Print the listing below in its entirety, character for character.
>>
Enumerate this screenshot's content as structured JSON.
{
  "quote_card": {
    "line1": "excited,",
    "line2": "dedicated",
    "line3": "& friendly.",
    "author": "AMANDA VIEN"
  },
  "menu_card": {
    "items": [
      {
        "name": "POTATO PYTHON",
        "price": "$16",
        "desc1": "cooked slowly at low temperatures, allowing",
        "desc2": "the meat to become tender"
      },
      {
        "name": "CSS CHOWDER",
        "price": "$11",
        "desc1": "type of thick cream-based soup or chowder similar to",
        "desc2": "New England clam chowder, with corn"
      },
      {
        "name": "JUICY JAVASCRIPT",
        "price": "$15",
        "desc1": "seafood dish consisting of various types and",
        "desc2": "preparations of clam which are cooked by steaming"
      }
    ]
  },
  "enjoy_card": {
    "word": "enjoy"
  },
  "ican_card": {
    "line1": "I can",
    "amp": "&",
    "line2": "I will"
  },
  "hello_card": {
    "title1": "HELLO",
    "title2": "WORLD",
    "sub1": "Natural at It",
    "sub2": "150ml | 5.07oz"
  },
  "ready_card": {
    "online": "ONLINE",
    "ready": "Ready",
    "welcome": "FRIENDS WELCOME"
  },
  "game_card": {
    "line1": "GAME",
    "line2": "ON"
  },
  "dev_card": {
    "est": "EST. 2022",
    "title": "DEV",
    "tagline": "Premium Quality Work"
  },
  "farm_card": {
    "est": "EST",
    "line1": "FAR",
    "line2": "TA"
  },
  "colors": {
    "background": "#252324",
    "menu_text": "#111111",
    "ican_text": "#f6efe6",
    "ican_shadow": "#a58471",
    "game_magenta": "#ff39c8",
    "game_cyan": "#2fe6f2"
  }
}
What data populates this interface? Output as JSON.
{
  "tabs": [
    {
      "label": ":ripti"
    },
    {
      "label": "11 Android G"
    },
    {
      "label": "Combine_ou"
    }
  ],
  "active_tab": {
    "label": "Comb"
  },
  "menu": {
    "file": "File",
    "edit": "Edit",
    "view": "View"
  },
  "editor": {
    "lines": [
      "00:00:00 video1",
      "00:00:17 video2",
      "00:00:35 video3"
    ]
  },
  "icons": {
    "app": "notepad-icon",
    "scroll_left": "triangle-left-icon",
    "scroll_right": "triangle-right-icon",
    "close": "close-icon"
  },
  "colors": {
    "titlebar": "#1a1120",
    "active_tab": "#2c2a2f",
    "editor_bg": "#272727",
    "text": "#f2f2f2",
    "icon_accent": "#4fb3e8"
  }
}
<<
Result for this task »
Enumerate this screenshot's content as structured JSON.
{
  "quote_card": {
    "line1": "excited,",
    "line2": "dedicated",
    "line3": "& friendly.",
    "author": "AMANDA VIEN"
  },
  "menu_card": {
    "items": [
      {
        "name": "POTATO PYTHON",
        "price": "$16",
        "desc1": "cooked slowly at low temperatures, allowing",
        "desc2": "the meat to become tender"
      },
      {
        "name": "CSS CHOWDER",
        "price": "$11",
        "desc1": "type of thick cream-based soup or chowder similar to",
        "desc2": "New England clam chowder, with corn"
      },
      {
        "name": "JUICY JAVASCRIPT",
        "price": "$15",
        "desc1": "seafood dish consisting of various types and",
        "desc2": "preparations of clam which are cooked by steaming"
      }
    ]
  },
  "enjoy_card": {
    "word": "enjoy"
  },
  "ican_card": {
    "line1": "I can",
    "amp": "&",
    "line2": "I will"
  },
  "hello_card": {
    "title1": "HELLO",
    "title2": "WORLD",
    "sub1": "Natural at It",
    "sub2": "150ml | 5.07oz"
  },
  "ready_card": {
    "online": "ONLINE",
    "ready": "Ready",
    "welcome": "FRIENDS WELCOME"
  },
  "game_card": {
    "line1": "GAME",
    "line2": "ON"
  },
  "dev_card": {
    "est": "EST. 2022",
    "title": "DEV",
    "tagline": "Premium Quality Work"
  },
  "farm_card": {
    "est": "EST",
    "line1": "FAR",
    "line2": "TA"
  },
  "colors": {
    "background": "#252324",
    "menu_text": "#111111",
    "ican_text": "#f6efe6",
    "ican_shadow": "#a58471",
    "game_magenta": "#ff39c8",
    "game_cyan": "#2fe6f2"
  }
}
What data populates this interface? Output as JSON.
{
  "tabs": [
    {
      "label": ":ripti"
    },
    {
      "label": "11 Android G"
    },
    {
      "label": "Combine_ou"
    }
  ],
  "active_tab": {
    "label": "Comb"
  },
  "menu": {
    "file": "File",
    "edit": "Edit",
    "view": "View"
  },
  "editor": {
    "lines": [
      "00:00:00 video1",
      "00:00:17 video2",
      "00:00:35 video3"
    ]
  },
  "icons": {
    "app": "notepad-icon",
    "scroll_left": "triangle-left-icon",
    "scroll_right": "triangle-right-icon",
    "close": "close-icon"
  },
  "colors": {
    "titlebar": "#1a1120",
    "active_tab": "#2c2a2f",
    "editor_bg": "#272727",
    "text": "#f2f2f2",
    "icon_accent": "#4fb3e8"
  }
}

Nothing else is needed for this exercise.